Dataset listings of figures
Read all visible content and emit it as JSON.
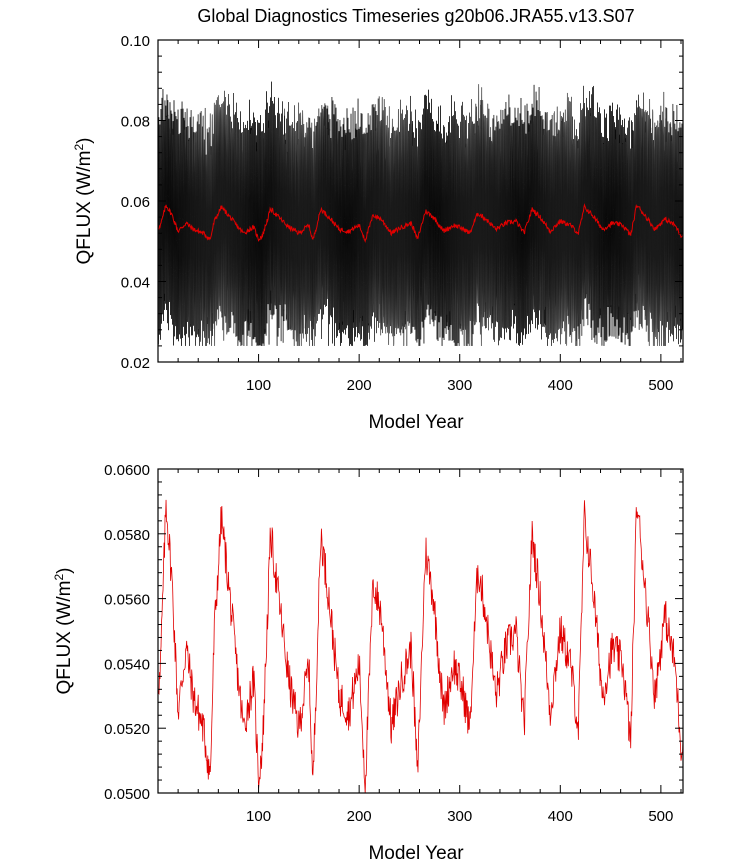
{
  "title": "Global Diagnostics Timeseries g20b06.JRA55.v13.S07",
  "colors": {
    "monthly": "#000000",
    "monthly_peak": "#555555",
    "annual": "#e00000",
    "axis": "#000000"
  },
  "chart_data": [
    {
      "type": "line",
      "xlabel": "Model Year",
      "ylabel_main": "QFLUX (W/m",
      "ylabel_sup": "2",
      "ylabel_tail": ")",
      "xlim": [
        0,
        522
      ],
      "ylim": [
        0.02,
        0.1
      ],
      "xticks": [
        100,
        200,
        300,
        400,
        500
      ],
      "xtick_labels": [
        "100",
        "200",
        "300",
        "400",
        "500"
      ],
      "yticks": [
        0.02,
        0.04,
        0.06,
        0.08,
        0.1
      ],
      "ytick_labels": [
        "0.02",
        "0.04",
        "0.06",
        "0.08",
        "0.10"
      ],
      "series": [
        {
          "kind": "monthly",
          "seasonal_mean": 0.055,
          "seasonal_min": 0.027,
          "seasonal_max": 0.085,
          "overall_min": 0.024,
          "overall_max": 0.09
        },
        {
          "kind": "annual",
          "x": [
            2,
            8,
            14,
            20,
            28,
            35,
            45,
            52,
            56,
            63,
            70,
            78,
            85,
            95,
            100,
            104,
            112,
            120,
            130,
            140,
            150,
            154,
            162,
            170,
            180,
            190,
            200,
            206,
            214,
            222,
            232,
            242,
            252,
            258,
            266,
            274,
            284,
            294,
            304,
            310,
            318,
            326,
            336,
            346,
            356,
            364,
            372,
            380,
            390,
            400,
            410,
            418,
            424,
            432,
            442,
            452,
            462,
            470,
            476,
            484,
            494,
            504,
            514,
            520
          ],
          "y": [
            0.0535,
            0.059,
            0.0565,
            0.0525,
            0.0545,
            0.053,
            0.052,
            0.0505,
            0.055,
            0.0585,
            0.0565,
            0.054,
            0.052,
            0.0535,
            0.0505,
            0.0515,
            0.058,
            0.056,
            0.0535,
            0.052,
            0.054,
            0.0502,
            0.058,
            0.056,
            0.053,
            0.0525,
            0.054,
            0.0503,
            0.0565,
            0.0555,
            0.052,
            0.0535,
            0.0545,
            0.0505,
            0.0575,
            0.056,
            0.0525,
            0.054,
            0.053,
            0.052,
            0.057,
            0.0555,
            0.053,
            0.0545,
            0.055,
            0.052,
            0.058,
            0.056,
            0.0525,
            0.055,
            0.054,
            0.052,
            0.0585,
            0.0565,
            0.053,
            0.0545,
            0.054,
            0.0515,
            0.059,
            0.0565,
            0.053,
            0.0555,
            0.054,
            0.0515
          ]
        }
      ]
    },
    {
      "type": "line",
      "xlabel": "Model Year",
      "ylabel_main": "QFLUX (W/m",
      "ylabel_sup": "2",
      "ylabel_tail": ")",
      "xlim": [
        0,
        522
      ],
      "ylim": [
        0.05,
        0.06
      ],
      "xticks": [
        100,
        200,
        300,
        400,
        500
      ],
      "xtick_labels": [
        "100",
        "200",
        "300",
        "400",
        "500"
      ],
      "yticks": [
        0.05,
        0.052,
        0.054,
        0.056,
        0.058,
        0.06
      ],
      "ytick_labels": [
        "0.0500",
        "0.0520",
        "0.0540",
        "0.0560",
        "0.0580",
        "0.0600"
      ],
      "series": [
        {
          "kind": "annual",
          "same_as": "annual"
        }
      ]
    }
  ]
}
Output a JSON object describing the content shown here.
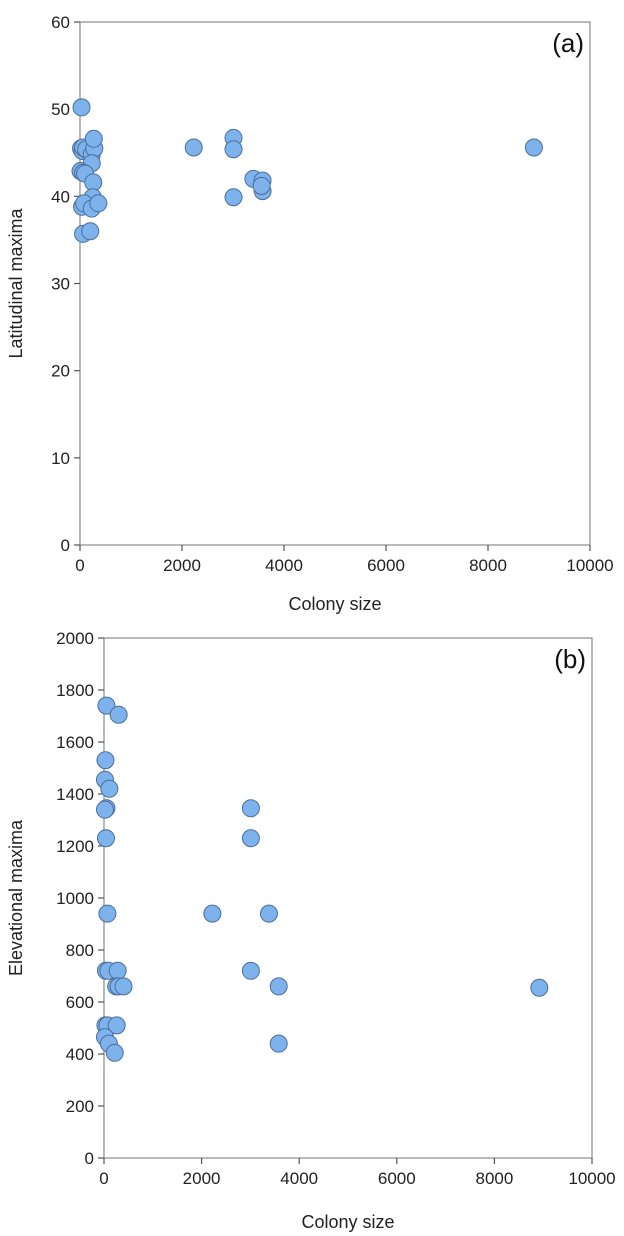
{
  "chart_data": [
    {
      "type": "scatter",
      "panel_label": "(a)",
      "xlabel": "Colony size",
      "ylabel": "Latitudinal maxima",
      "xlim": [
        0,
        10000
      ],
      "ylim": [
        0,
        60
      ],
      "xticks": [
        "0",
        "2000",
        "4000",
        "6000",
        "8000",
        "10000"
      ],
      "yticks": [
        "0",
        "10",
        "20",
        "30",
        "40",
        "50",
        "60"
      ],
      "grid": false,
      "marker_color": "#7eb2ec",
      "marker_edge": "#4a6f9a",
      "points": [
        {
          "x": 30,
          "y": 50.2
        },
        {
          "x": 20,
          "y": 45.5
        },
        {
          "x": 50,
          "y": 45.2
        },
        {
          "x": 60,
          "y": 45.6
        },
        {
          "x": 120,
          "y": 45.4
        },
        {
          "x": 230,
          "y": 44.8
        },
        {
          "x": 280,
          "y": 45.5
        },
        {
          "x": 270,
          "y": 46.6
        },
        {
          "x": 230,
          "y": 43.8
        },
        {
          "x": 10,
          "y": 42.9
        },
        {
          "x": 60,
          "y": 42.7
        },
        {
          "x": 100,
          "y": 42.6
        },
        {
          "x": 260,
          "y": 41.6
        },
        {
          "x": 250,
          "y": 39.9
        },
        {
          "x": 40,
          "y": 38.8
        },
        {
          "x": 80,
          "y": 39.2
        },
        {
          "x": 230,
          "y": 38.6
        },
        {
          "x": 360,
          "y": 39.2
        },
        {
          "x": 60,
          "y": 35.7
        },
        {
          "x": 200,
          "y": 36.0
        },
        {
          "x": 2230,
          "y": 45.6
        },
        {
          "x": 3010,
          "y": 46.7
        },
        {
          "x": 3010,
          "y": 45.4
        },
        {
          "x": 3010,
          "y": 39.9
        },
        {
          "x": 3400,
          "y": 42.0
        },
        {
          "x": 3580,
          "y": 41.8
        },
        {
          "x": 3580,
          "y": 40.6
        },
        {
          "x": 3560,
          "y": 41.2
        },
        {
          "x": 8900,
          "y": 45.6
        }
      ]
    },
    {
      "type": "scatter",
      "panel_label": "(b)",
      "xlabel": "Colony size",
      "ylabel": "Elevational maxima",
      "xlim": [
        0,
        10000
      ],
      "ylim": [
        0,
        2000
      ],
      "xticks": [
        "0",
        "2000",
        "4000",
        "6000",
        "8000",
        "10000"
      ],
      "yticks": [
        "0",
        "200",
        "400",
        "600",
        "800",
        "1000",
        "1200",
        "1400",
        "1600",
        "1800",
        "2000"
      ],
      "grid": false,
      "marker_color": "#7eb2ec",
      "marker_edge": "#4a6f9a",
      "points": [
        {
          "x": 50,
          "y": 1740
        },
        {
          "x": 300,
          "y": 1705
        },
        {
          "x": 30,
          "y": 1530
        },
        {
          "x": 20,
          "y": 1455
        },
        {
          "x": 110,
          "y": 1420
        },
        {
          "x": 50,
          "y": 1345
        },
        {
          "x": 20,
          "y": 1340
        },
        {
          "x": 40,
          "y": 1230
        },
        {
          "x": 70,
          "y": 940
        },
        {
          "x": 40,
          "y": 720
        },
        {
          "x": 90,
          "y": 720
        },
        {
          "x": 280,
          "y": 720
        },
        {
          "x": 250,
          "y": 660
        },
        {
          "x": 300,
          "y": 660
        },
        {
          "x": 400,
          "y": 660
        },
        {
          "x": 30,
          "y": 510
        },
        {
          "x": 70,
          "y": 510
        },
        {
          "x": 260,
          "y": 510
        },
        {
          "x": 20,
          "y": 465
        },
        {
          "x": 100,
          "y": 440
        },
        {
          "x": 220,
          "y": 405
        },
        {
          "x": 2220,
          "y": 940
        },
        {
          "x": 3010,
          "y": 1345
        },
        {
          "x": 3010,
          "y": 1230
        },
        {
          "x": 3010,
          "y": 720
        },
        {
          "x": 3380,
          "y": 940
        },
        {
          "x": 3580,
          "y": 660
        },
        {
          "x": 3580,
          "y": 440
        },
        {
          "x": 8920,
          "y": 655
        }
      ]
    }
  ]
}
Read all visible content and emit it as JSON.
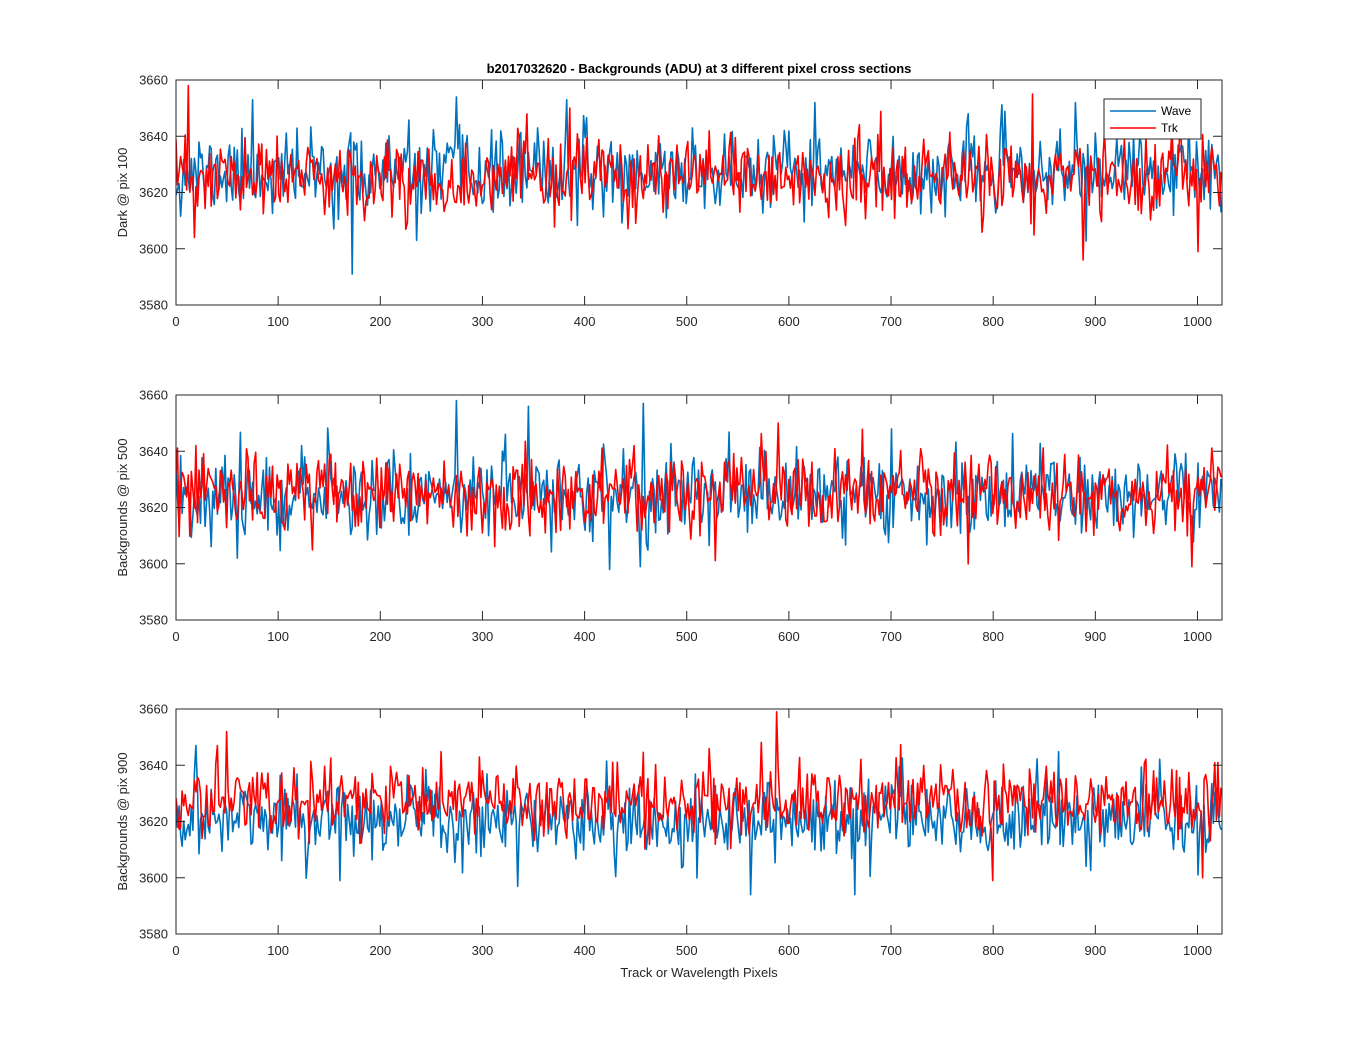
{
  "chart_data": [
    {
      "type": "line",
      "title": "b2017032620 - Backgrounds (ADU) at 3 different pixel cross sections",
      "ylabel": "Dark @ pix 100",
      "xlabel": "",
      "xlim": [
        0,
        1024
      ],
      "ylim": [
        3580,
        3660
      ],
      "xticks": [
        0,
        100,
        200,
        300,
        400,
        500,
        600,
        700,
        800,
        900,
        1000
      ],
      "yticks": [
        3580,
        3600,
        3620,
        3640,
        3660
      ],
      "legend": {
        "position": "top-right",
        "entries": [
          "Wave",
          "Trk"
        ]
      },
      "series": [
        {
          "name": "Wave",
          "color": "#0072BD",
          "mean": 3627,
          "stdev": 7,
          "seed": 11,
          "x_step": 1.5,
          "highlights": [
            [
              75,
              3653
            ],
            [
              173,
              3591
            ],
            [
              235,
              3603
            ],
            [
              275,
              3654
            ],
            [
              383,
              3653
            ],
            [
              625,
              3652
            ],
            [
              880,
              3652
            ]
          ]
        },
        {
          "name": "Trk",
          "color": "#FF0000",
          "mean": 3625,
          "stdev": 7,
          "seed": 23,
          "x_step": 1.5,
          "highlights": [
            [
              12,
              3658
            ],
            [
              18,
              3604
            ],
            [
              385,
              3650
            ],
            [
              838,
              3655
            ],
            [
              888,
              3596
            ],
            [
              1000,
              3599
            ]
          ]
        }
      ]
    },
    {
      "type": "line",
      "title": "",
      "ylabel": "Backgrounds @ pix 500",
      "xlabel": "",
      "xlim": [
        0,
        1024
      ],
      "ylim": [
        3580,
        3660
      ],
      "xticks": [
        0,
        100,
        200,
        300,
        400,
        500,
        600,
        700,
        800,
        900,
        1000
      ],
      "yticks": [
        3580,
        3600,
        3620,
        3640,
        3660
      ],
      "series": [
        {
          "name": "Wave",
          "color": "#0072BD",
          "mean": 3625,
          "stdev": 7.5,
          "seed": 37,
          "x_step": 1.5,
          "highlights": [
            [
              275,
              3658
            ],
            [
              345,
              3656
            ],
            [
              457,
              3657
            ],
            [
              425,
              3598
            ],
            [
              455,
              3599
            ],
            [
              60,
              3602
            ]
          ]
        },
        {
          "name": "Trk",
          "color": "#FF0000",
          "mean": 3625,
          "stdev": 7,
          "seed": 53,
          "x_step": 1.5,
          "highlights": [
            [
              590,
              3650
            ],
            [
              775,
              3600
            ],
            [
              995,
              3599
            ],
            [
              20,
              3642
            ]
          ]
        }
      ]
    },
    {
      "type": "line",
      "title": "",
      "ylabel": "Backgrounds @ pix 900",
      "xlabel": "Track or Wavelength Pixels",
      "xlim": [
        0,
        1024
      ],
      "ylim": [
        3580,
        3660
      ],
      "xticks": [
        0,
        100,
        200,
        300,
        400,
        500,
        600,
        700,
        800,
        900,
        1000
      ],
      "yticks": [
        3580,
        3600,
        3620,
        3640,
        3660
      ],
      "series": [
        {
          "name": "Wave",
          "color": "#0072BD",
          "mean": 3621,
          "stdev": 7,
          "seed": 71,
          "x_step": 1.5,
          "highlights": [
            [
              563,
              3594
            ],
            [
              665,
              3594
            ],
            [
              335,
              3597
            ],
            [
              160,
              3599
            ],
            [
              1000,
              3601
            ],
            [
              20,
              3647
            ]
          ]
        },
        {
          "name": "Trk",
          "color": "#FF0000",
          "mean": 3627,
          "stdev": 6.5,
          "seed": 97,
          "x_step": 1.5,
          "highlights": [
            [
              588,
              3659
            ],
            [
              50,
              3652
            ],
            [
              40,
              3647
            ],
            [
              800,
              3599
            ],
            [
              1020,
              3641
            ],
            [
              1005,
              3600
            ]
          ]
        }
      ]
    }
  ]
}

# WHAT YOU SHOULD DO
Of the lines in the records, how many contain the word "title"? Answer with the number and nothing else.

# RESULT FOR THIS EXERCISE
4